Exercise directions -
Copy the material word for word, from its first line down to the line containing "y-tick-label: 1.0×10¹⁶ bbox=[92, 206, 151, 225]", both included.

Provided records -
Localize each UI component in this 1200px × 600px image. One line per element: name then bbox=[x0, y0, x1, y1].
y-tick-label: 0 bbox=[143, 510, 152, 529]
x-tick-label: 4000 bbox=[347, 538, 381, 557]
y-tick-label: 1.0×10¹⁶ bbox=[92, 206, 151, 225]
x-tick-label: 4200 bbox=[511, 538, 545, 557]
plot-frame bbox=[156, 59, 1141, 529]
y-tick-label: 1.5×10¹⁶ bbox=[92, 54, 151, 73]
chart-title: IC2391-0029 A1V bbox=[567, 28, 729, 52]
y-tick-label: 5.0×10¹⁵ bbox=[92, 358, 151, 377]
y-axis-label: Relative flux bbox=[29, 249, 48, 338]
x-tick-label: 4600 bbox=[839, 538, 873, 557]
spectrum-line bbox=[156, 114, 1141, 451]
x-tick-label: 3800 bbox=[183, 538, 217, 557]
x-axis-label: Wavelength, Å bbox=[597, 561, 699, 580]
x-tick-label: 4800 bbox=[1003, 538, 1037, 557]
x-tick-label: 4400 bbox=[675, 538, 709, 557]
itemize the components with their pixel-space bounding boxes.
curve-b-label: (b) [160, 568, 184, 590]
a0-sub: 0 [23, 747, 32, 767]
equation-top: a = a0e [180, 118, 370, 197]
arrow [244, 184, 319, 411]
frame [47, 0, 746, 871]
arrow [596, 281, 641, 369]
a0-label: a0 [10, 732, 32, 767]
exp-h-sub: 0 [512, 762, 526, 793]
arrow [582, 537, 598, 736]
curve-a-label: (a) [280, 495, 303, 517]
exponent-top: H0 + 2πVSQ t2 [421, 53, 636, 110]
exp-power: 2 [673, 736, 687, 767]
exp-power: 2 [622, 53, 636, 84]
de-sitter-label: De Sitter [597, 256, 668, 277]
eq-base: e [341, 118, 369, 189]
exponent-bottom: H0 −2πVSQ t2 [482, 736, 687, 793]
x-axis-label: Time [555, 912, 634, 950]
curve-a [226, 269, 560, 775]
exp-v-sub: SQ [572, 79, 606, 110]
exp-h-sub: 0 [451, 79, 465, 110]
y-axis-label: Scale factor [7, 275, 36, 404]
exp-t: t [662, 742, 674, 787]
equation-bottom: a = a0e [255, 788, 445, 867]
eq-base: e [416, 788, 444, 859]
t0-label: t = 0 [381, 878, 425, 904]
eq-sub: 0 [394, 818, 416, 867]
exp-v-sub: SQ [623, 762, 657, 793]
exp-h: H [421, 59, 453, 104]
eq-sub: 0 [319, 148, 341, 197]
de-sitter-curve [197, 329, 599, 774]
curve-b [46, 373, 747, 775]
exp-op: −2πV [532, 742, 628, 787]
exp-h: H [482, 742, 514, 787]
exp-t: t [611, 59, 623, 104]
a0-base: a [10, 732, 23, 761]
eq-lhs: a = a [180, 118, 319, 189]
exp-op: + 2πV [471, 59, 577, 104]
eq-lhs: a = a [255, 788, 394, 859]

Answer to this exercise -
Localize each UI component in this 1200px × 600px image. One line per element: name then bbox=[x0, y0, x1, y1].
y-tick-label: 0 bbox=[143, 510, 152, 529]
x-tick-label: 4000 bbox=[347, 538, 381, 557]
y-tick-label: 1.0×10¹⁶ bbox=[92, 206, 151, 225]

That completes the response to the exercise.